### GOAL
The records should be written out in full, with nothing altered.

### SUPPLIED RECORDS
::::::
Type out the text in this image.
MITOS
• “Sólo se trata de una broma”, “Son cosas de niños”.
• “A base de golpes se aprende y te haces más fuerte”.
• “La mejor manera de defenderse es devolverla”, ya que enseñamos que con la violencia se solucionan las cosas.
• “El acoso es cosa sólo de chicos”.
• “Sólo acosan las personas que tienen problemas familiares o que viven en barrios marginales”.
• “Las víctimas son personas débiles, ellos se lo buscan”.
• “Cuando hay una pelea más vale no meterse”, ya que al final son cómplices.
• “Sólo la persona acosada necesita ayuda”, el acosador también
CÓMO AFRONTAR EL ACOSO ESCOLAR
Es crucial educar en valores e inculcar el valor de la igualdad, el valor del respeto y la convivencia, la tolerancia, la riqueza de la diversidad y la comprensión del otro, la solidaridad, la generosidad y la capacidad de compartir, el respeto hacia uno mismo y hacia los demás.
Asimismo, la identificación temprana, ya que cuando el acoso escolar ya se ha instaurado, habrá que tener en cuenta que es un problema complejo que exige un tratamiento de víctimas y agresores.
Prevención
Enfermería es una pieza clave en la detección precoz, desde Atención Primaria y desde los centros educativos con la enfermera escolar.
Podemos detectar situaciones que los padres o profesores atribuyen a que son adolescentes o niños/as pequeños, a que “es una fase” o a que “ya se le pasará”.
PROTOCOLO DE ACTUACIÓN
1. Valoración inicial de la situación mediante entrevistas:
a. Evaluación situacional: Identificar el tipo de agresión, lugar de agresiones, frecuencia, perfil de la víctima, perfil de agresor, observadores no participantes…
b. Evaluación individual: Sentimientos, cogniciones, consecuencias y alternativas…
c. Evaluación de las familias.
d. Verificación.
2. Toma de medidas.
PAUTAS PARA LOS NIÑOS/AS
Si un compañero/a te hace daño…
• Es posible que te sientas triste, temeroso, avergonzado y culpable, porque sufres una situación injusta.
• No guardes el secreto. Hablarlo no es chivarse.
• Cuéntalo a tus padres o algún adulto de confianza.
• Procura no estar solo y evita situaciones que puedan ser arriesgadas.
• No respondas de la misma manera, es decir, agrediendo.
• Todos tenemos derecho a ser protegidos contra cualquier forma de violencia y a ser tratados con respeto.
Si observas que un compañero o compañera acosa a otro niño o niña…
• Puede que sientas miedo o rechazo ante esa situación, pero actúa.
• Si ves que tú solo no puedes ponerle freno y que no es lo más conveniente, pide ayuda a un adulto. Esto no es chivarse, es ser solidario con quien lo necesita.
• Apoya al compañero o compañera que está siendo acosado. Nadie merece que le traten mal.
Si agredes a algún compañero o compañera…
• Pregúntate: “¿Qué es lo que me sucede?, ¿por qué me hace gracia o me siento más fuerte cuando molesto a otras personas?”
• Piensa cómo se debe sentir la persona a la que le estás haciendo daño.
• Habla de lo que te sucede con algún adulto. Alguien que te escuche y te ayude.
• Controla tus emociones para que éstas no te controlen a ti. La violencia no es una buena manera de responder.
::::::
### ANSWER TO THE EXERCISE
Type out the text in this image.
MITOS
• “Sólo se trata de una broma”, “Son cosas de niños”.
• “A base de golpes se aprende y te haces más fuerte”.
• “La mejor manera de defenderse es devolverla”, ya que enseñamos que con la violencia se solucionan las cosas.
• “El acoso es cosa sólo de chicos”.
• “Sólo acosan las personas que tienen problemas familiares o que viven en barrios marginales”.
• “Las víctimas son personas débiles, ellos se lo buscan”.
• “Cuando hay una pelea más vale no meterse”, ya que al final son cómplices.
• “Sólo la persona acosada necesita ayuda”, el acosador también
CÓMO AFRONTAR EL ACOSO ESCOLAR
Es crucial educar en valores e inculcar el valor de la igualdad, el valor del respeto y la convivencia, la tolerancia, la riqueza de la diversidad y la comprensión del otro, la solidaridad, la generosidad y la capacidad de compartir, el respeto hacia uno mismo y hacia los demás.
Asimismo, la identificación temprana, ya que cuando el acoso escolar ya se ha instaurado, habrá que tener en cuenta que es un problema complejo que exige un tratamiento de víctimas y agresores.
Prevención
Enfermería es una pieza clave en la detección precoz, desde Atención Primaria y desde los centros educativos con la enfermera escolar.
Podemos detectar situaciones que los padres o profesores atribuyen a que son adolescentes o niños/as pequeños, a que “es una fase” o a que “ya se le pasará”.
PROTOCOLO DE ACTUACIÓN
1. Valoración inicial de la situación mediante entrevistas:
a. Evaluación situacional: Identificar el tipo de agresión, lugar de agresiones, frecuencia, perfil de la víctima, perfil de agresor, observadores no participantes…
b. Evaluación individual: Sentimientos, cogniciones, consecuencias y alternativas…
c. Evaluación de las familias.
d. Verificación.
2. Toma de medidas.
PAUTAS PARA LOS NIÑOS/AS
Si un compañero/a te hace daño…
• Es posible que te sientas triste, temeroso, avergonzado y culpable, porque sufres una situación injusta.
• No guardes el secreto. Hablarlo no es chivarse.
• Cuéntalo a tus padres o algún adulto de confianza.
• Procura no estar solo y evita situaciones que puedan ser arriesgadas.
• No respondas de la misma manera, es decir, agrediendo.
• Todos tenemos derecho a ser protegidos contra cualquier forma de violencia y a ser tratados con respeto.
Si observas que un compañero o compañera acosa a otro niño o niña…
• Puede que sientas miedo o rechazo ante esa situación, pero actúa.
• Si ves que tú solo no puedes ponerle freno y que no es lo más conveniente, pide ayuda a un adulto. Esto no es chivarse, es ser solidario con quien lo necesita.
• Apoya al compañero o compañera que está siendo acosado. Nadie merece que le traten mal.
Si agredes a algún compañero o compañera…
• Pregúntate: “¿Qué es lo que me sucede?, ¿por qué me hace gracia o me siento más fuerte cuando molesto a otras personas?”
• Piensa cómo se debe sentir la persona a la que le estás haciendo daño.
• Habla de lo que te sucede con algún adulto. Alguien que te escuche y te ayude.
• Controla tus emociones para que éstas no te controlen a ti. La violencia no es una buena manera de responder.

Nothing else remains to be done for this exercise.